EXERCISE TASK:
Every record should be written out exactly, with the pictures left out.

Start of RECORD EXCERPTS

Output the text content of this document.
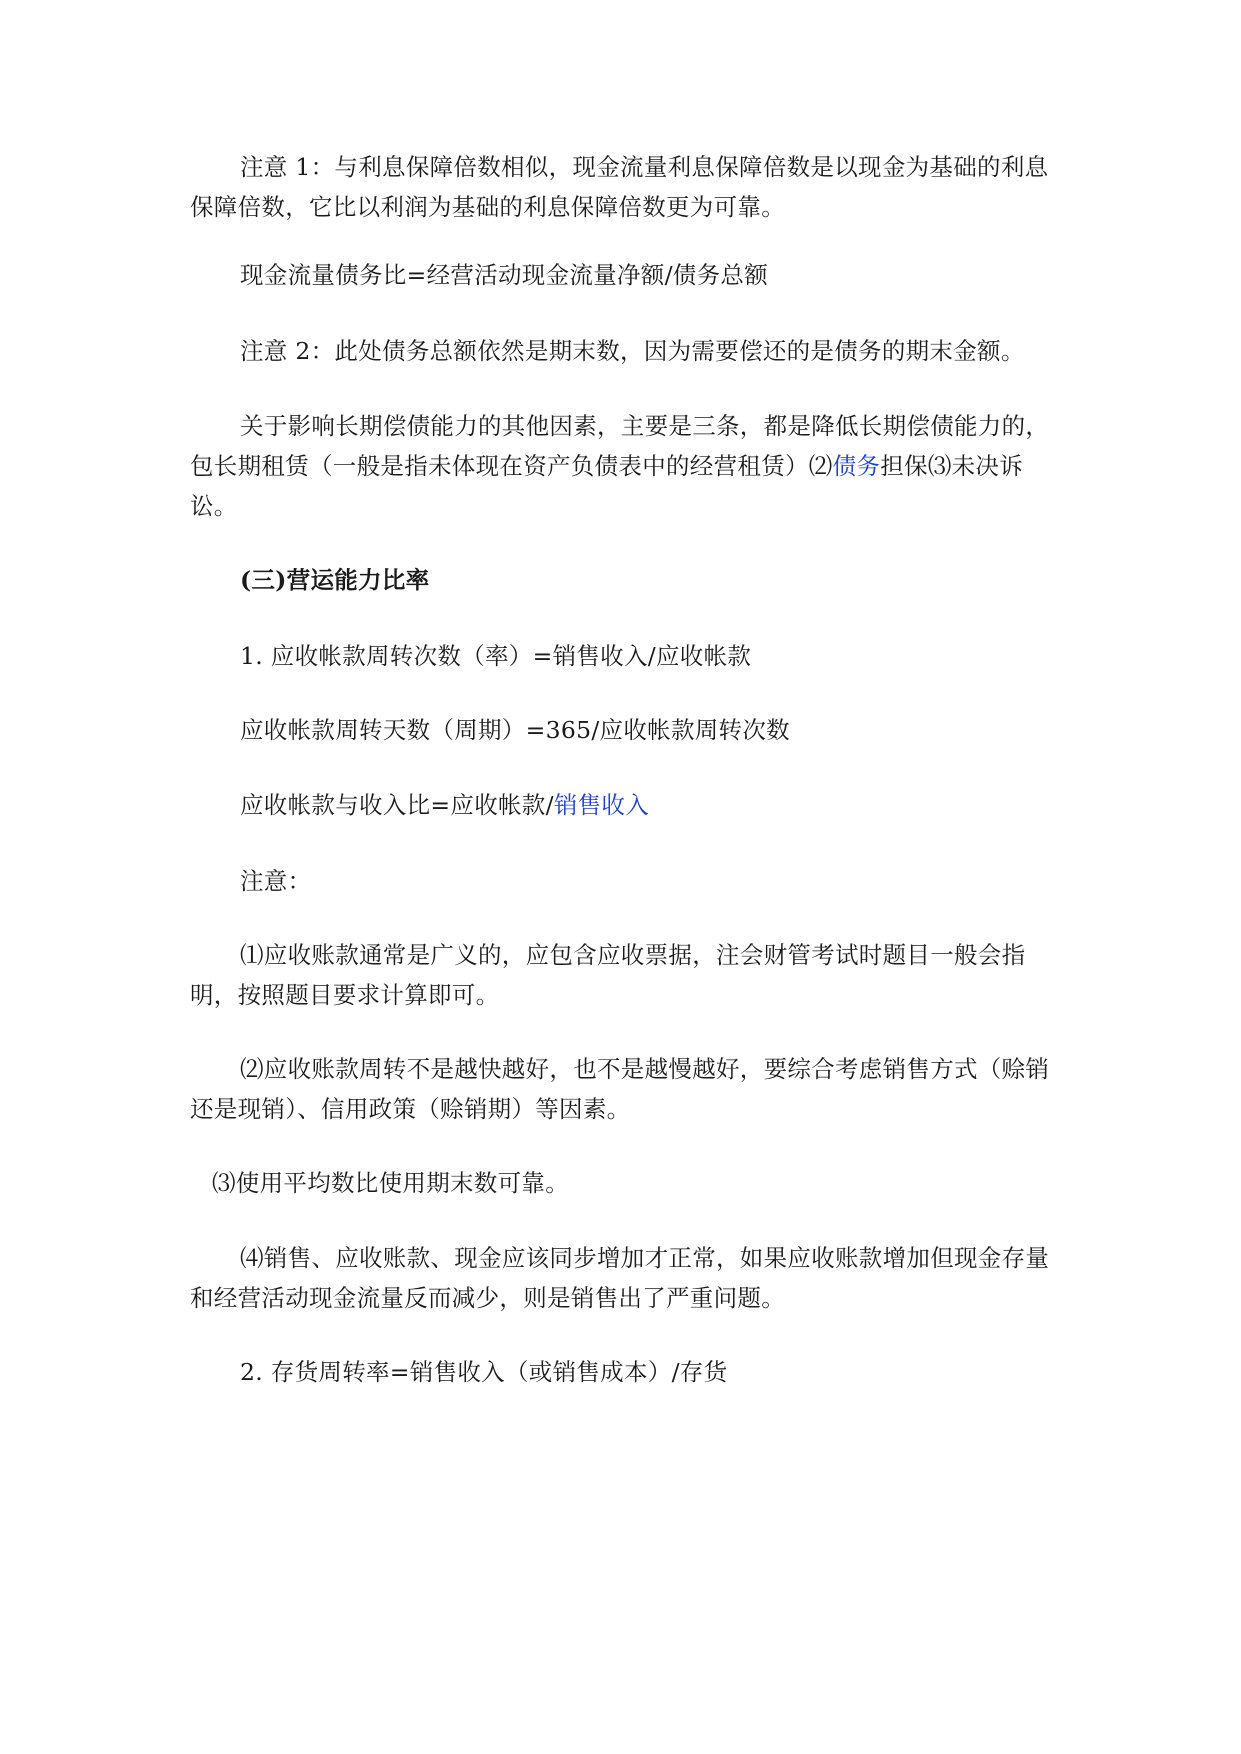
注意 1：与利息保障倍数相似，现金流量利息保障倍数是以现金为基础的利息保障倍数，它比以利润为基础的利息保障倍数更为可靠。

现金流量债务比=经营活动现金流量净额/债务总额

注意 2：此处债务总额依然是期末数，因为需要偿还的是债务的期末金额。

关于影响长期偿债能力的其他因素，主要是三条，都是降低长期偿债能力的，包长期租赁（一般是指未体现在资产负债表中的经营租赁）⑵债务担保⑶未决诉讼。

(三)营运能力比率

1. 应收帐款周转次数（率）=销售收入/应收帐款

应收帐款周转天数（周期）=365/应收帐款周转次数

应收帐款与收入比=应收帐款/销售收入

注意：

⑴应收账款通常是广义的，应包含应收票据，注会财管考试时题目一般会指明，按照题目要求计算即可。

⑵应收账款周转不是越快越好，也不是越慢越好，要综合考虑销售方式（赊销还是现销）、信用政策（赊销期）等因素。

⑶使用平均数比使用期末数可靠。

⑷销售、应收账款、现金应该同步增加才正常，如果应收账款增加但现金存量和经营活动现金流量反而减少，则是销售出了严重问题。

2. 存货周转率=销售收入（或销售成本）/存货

End of RECORD EXCERPTS

COMPLETE RESPONSE:
Output the text content of this document.
注意 1：与利息保障倍数相似，现金流量利息保障倍数是以现金为基础的利息保障倍数，它比以利润为基础的利息保障倍数更为可靠。

现金流量债务比=经营活动现金流量净额/债务总额

注意 2：此处债务总额依然是期末数，因为需要偿还的是债务的期末金额。

关于影响长期偿债能力的其他因素，主要是三条，都是降低长期偿债能力的，包长期租赁（一般是指未体现在资产负债表中的经营租赁）⑵债务担保⑶未决诉讼。

(三)营运能力比率

1. 应收帐款周转次数（率）=销售收入/应收帐款

应收帐款周转天数（周期）=365/应收帐款周转次数

应收帐款与收入比=应收帐款/销售收入

注意：

⑴应收账款通常是广义的，应包含应收票据，注会财管考试时题目一般会指明，按照题目要求计算即可。

⑵应收账款周转不是越快越好，也不是越慢越好，要综合考虑销售方式（赊销还是现销）、信用政策（赊销期）等因素。

⑶使用平均数比使用期末数可靠。

⑷销售、应收账款、现金应该同步增加才正常，如果应收账款增加但现金存量和经营活动现金流量反而减少，则是销售出了严重问题。

2. 存货周转率=销售收入（或销售成本）/存货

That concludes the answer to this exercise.